_Stated task_
Each line containing the word "structure" must be reported.

## START Extracted data

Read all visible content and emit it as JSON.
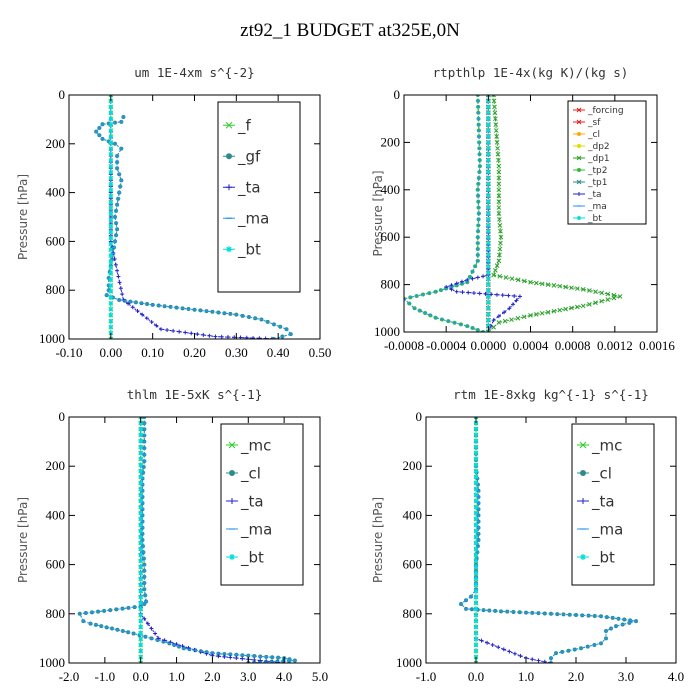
{
  "title": "zt92_1  BUDGET at325E,0N",
  "colors": {
    "green": "#2ecc2e",
    "red": "#e02020",
    "orange": "#ffaa00",
    "yellow": "#dddd00",
    "dkgreen": "#2aa02a",
    "medgreen": "#33bb33",
    "teal": "#2e8b8b",
    "blue": "#2222cc",
    "skyblue": "#2299ee",
    "cyan": "#00dddd"
  },
  "chart_data": [
    {
      "type": "line",
      "title": "um   1E-4xm s^{-2}",
      "ylabel": "Pressure [hPa]",
      "xlim": [
        -0.1,
        0.5
      ],
      "ylim": [
        1000,
        0
      ],
      "xticks": [
        "-0.10",
        "0.00",
        "0.10",
        "0.20",
        "0.30",
        "0.40",
        "0.50"
      ],
      "yticks": [
        "0",
        "200",
        "400",
        "600",
        "800",
        "1000"
      ],
      "legend_position": "top-right",
      "legend_font": 15,
      "series": [
        {
          "name": "_f",
          "color": "green",
          "x": [
            0,
            0
          ],
          "y": [
            0,
            1000
          ]
        },
        {
          "name": "_gf",
          "color": "teal",
          "x": [
            0.03,
            0.025,
            -0.02,
            -0.035,
            -0.02,
            0.01,
            0.025,
            0.015,
            0.015,
            0.025,
            0.02,
            0.015,
            0.01,
            0.015,
            0.01,
            0.005,
            0,
            -0.005,
            -0.005,
            -0.005,
            -0.01,
            0.02,
            0.1,
            0.2,
            0.3,
            0.36,
            0.39,
            0.42,
            0.43,
            0.41,
            0.39
          ],
          "y": [
            90,
            110,
            120,
            150,
            180,
            200,
            220,
            250,
            300,
            350,
            400,
            450,
            500,
            550,
            600,
            650,
            700,
            750,
            780,
            800,
            820,
            840,
            860,
            880,
            900,
            920,
            940,
            960,
            980,
            990,
            1000
          ]
        },
        {
          "name": "_ta",
          "color": "blue",
          "x": [
            0,
            0,
            0.03,
            0.12,
            0.25,
            0.4
          ],
          "y": [
            0,
            600,
            840,
            960,
            990,
            1000
          ]
        },
        {
          "name": "_ma",
          "color": "skyblue",
          "x": [
            0.03,
            0.025,
            -0.02,
            -0.035,
            -0.02,
            0.01,
            0.025,
            0.015,
            0.015,
            0.025,
            0.02,
            0.015,
            0.01,
            0.015,
            0.01,
            0.005,
            0,
            -0.005,
            -0.005,
            -0.005,
            -0.01,
            0.02,
            0.1,
            0.2,
            0.3,
            0.36,
            0.39,
            0.42,
            0.43,
            0.41,
            0.39
          ],
          "y": [
            90,
            110,
            120,
            150,
            180,
            200,
            220,
            250,
            300,
            350,
            400,
            450,
            500,
            550,
            600,
            650,
            700,
            750,
            780,
            800,
            820,
            840,
            860,
            880,
            900,
            920,
            940,
            960,
            980,
            990,
            1000
          ]
        },
        {
          "name": "_bt",
          "color": "cyan",
          "x": [
            0,
            0
          ],
          "y": [
            0,
            1000
          ]
        }
      ]
    },
    {
      "type": "line",
      "title": "rtpthlp   1E-4x(kg K)/(kg s)",
      "ylabel": "Pressure [hPa]",
      "xlim": [
        -0.0008,
        0.0016
      ],
      "ylim": [
        1000,
        0
      ],
      "xticks": [
        "-0.0008",
        "-0.0004",
        "0.0000",
        "0.0004",
        "0.0008",
        "0.0012",
        "0.0016"
      ],
      "yticks": [
        "0",
        "200",
        "400",
        "600",
        "800",
        "1000"
      ],
      "legend_position": "top-right",
      "legend_font": 9,
      "series": [
        {
          "name": "_forcing",
          "color": "red",
          "x": [
            0,
            0
          ],
          "y": [
            0,
            1000
          ]
        },
        {
          "name": "_sf",
          "color": "red",
          "x": [
            0,
            0
          ],
          "y": [
            0,
            1000
          ]
        },
        {
          "name": "_cl",
          "color": "orange",
          "x": [
            0,
            0
          ],
          "y": [
            0,
            1000
          ]
        },
        {
          "name": "_dp2",
          "color": "yellow",
          "x": [
            0,
            0
          ],
          "y": [
            0,
            1000
          ]
        },
        {
          "name": "_dp1",
          "color": "dkgreen",
          "x": [
            5e-05,
            0.0001,
            0.0001,
            0.0001,
            0.00012,
            0.0001,
            5e-05,
            0.0004,
            0.0009,
            0.00125,
            0.0009,
            0.0004,
            0.0001,
            0
          ],
          "y": [
            0,
            300,
            400,
            500,
            600,
            700,
            760,
            790,
            820,
            850,
            890,
            930,
            960,
            1000
          ]
        },
        {
          "name": "_tp2",
          "color": "medgreen",
          "x": [
            -0.0001,
            -8e-05,
            -0.0001,
            -9e-05,
            -0.0001,
            -0.0001,
            -0.0002,
            -0.0005,
            -0.0008,
            -0.0007,
            -0.0005,
            -0.0002,
            -5e-05
          ],
          "y": [
            0,
            300,
            400,
            500,
            600,
            700,
            790,
            830,
            860,
            900,
            940,
            975,
            1000
          ]
        },
        {
          "name": "_tp1",
          "color": "teal",
          "x": [
            0,
            0
          ],
          "y": [
            0,
            1000
          ]
        },
        {
          "name": "_ta",
          "color": "blue",
          "x": [
            0,
            0,
            -0.0002,
            -0.0004,
            -0.0003,
            0.0003,
            0.0002,
            5e-05,
            0
          ],
          "y": [
            0,
            760,
            780,
            810,
            830,
            850,
            900,
            950,
            1000
          ]
        },
        {
          "name": "_ma",
          "color": "skyblue",
          "x": [
            -0.0001,
            -8e-05,
            -0.0001,
            -9e-05,
            -0.0001,
            -0.0001,
            -0.0002,
            -0.0005,
            -0.0008,
            -0.0007,
            -0.0005,
            -0.0002,
            -5e-05
          ],
          "y": [
            0,
            300,
            400,
            500,
            600,
            700,
            790,
            830,
            860,
            900,
            940,
            975,
            1000
          ]
        },
        {
          "name": "_bt",
          "color": "cyan",
          "x": [
            0,
            0
          ],
          "y": [
            0,
            1000
          ]
        }
      ]
    },
    {
      "type": "line",
      "title": "thlm   1E-5xK s^{-1}",
      "ylabel": "Pressure [hPa]",
      "xlim": [
        -2.0,
        5.0
      ],
      "ylim": [
        1000,
        0
      ],
      "xticks": [
        "-2.0",
        "-1.0",
        "0.0",
        "1.0",
        "2.0",
        "3.0",
        "4.0",
        "5.0"
      ],
      "yticks": [
        "0",
        "200",
        "400",
        "600",
        "800",
        "1000"
      ],
      "legend_position": "top-right",
      "legend_font": 15,
      "series": [
        {
          "name": "_mc",
          "color": "green",
          "x": [
            0,
            0
          ],
          "y": [
            0,
            1000
          ]
        },
        {
          "name": "_cl",
          "color": "teal",
          "x": [
            0.1,
            0.1,
            0.1,
            0.05,
            0.05,
            0.05,
            0.05,
            0.1,
            0.1,
            0.15,
            0.1,
            0,
            -1.7,
            -1.6,
            -1.4,
            -0.8,
            -0.2,
            0.3,
            0.8,
            1.2,
            2.0,
            3.0,
            4.0,
            4.3,
            3.0
          ],
          "y": [
            0,
            100,
            180,
            250,
            300,
            400,
            500,
            600,
            700,
            750,
            760,
            770,
            800,
            830,
            840,
            860,
            880,
            900,
            920,
            940,
            960,
            970,
            980,
            990,
            1000
          ]
        },
        {
          "name": "_ta",
          "color": "blue",
          "x": [
            0,
            0,
            0.5,
            2.0,
            4.0
          ],
          "y": [
            0,
            800,
            900,
            970,
            1000
          ]
        },
        {
          "name": "_ma",
          "color": "skyblue",
          "x": [
            0.1,
            0.1,
            0.1,
            0.05,
            0.05,
            0.05,
            0.05,
            0.1,
            0.1,
            0.15,
            0.1,
            0,
            -1.7,
            -1.6,
            -1.4,
            -0.8,
            -0.2,
            0.3,
            0.8,
            1.2,
            2.0,
            3.0,
            4.0,
            4.3,
            3.0
          ],
          "y": [
            0,
            100,
            180,
            250,
            300,
            400,
            500,
            600,
            700,
            750,
            760,
            770,
            800,
            830,
            840,
            860,
            880,
            900,
            920,
            940,
            960,
            970,
            980,
            990,
            1000
          ]
        },
        {
          "name": "_bt",
          "color": "cyan",
          "x": [
            0,
            0
          ],
          "y": [
            0,
            1000
          ]
        }
      ]
    },
    {
      "type": "line",
      "title": "rtm   1E-8xkg kg^{-1} s^{-1}",
      "ylabel": "Pressure [hPa]",
      "xlim": [
        -1.0,
        4.0
      ],
      "ylim": [
        1000,
        0
      ],
      "xticks": [
        "-1.0",
        "0.0",
        "1.0",
        "2.0",
        "3.0",
        "4.0"
      ],
      "yticks": [
        "0",
        "200",
        "400",
        "600",
        "800",
        "1000"
      ],
      "legend_position": "top-right",
      "legend_font": 15,
      "series": [
        {
          "name": "_mc",
          "color": "green",
          "x": [
            0,
            0
          ],
          "y": [
            0,
            1000
          ]
        },
        {
          "name": "_cl",
          "color": "teal",
          "x": [
            0,
            0,
            0.05,
            0.05,
            0.05,
            0,
            0,
            -0.1,
            -0.3,
            -0.2,
            0.5,
            1.5,
            2.5,
            3.2,
            2.8,
            2.6,
            2.6,
            2.5,
            2.1,
            1.6,
            1.5,
            1.5
          ],
          "y": [
            0,
            200,
            300,
            400,
            500,
            600,
            700,
            730,
            760,
            780,
            790,
            800,
            810,
            830,
            850,
            870,
            900,
            920,
            940,
            960,
            980,
            1000
          ]
        },
        {
          "name": "_ta",
          "color": "blue",
          "x": [
            0,
            0,
            1.0,
            1.5
          ],
          "y": [
            0,
            900,
            980,
            1000
          ]
        },
        {
          "name": "_ma",
          "color": "skyblue",
          "x": [
            0,
            0,
            0.05,
            0.05,
            0.05,
            0,
            0,
            -0.1,
            -0.3,
            -0.2,
            0.5,
            1.5,
            2.5,
            3.2,
            2.8,
            2.6,
            2.6,
            2.5,
            2.1,
            1.6,
            1.5,
            1.5
          ],
          "y": [
            0,
            200,
            300,
            400,
            500,
            600,
            700,
            730,
            760,
            780,
            790,
            800,
            810,
            830,
            850,
            870,
            900,
            920,
            940,
            960,
            980,
            1000
          ]
        },
        {
          "name": "_bt",
          "color": "cyan",
          "x": [
            0,
            0
          ],
          "y": [
            0,
            1000
          ]
        }
      ]
    }
  ]
}
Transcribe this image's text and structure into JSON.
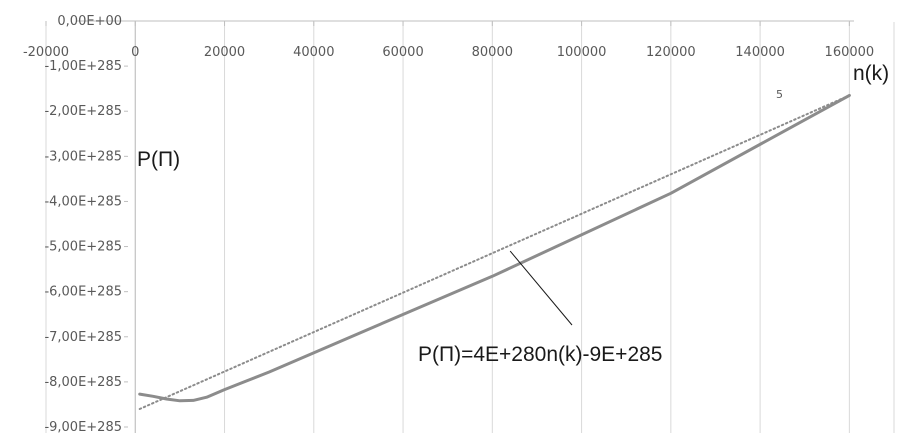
{
  "chart_data": {
    "type": "line",
    "xlabel": "n(k)",
    "ylabel": "P(П)",
    "xlim": [
      -20000,
      170000
    ],
    "ylim": [
      -9e+285,
      0.0
    ],
    "x_ticks": [
      {
        "value": -20000,
        "label": "-20000"
      },
      {
        "value": 0,
        "label": "0"
      },
      {
        "value": 20000,
        "label": "20000"
      },
      {
        "value": 40000,
        "label": "40000"
      },
      {
        "value": 60000,
        "label": "60000"
      },
      {
        "value": 80000,
        "label": "80000"
      },
      {
        "value": 100000,
        "label": "100000"
      },
      {
        "value": 120000,
        "label": "120000"
      },
      {
        "value": 140000,
        "label": "140000"
      },
      {
        "value": 160000,
        "label": "160000"
      }
    ],
    "y_ticks": [
      {
        "value": 0.0,
        "label": "0,00E+00"
      },
      {
        "value": -1e+285,
        "label": "-1,00E+285"
      },
      {
        "value": -2e+285,
        "label": "-2,00E+285"
      },
      {
        "value": -3e+285,
        "label": "-3,00E+285"
      },
      {
        "value": -4e+285,
        "label": "-4,00E+285"
      },
      {
        "value": -5e+285,
        "label": "-5,00E+285"
      },
      {
        "value": -6e+285,
        "label": "-6,00E+285"
      },
      {
        "value": -7e+285,
        "label": "-7,00E+285"
      },
      {
        "value": -8e+285,
        "label": "-8,00E+285"
      },
      {
        "value": -9e+285,
        "label": "-9,00E+285"
      }
    ],
    "grid": "vertical",
    "series": [
      {
        "style": "solid",
        "color": "#8c8c8c",
        "x": [
          1000,
          4000,
          7000,
          10000,
          13000,
          16000,
          20000,
          30000,
          50000,
          80000,
          120000,
          160000
        ],
        "y": [
          -8.27e+285,
          -8.32e+285,
          -8.38e+285,
          -8.42e+285,
          -8.41e+285,
          -8.34e+285,
          -8.17e+285,
          -7.78e+285,
          -6.93e+285,
          -5.66e+285,
          -3.82e+285,
          -1.65e+285
        ]
      },
      {
        "style": "dotted",
        "color": "#8c8c8c",
        "x": [
          1000,
          160000
        ],
        "y": [
          -8.6e+285,
          -1.65e+285
        ]
      }
    ],
    "annotation": {
      "text": "P(П)=4E+280n(k)-9E+285",
      "points_to": {
        "x": 84000,
        "y": -5.1e+285
      }
    },
    "stray_mark": "5"
  }
}
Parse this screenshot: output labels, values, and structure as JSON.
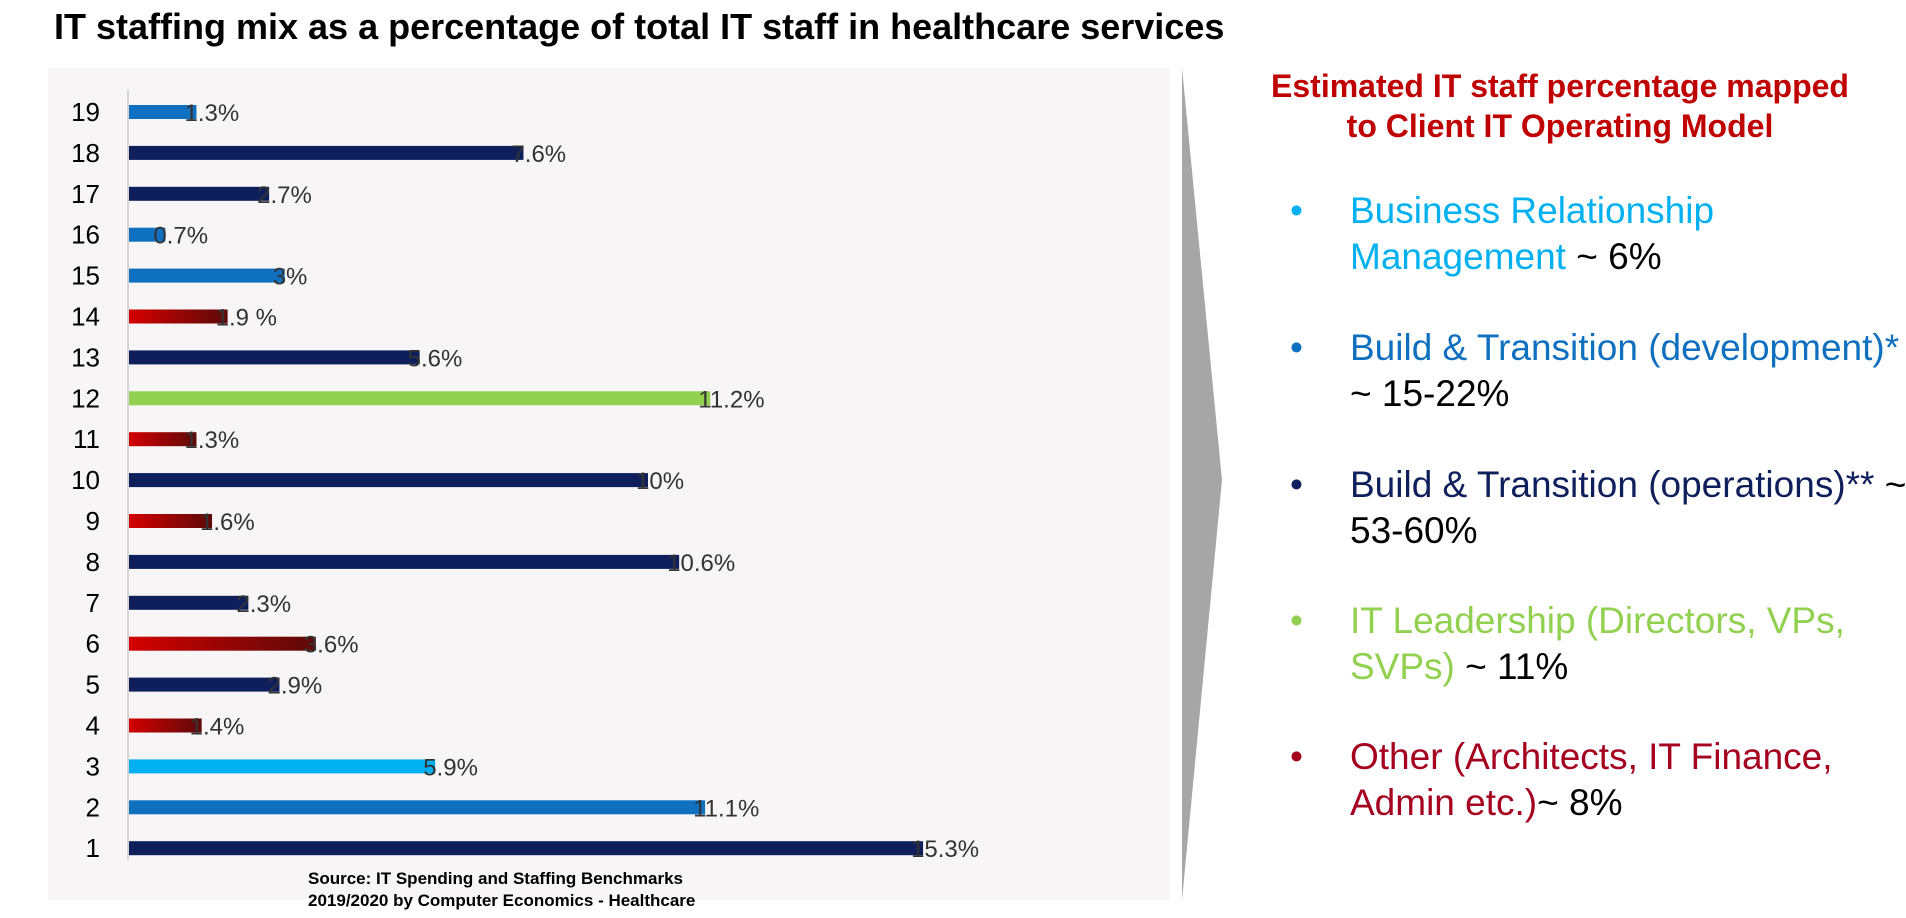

## END Extracted data

_Output of the task_
Transcribe this image's text and structure into JSON.
Parse this screenshot: output labels, values, and structure as JSON.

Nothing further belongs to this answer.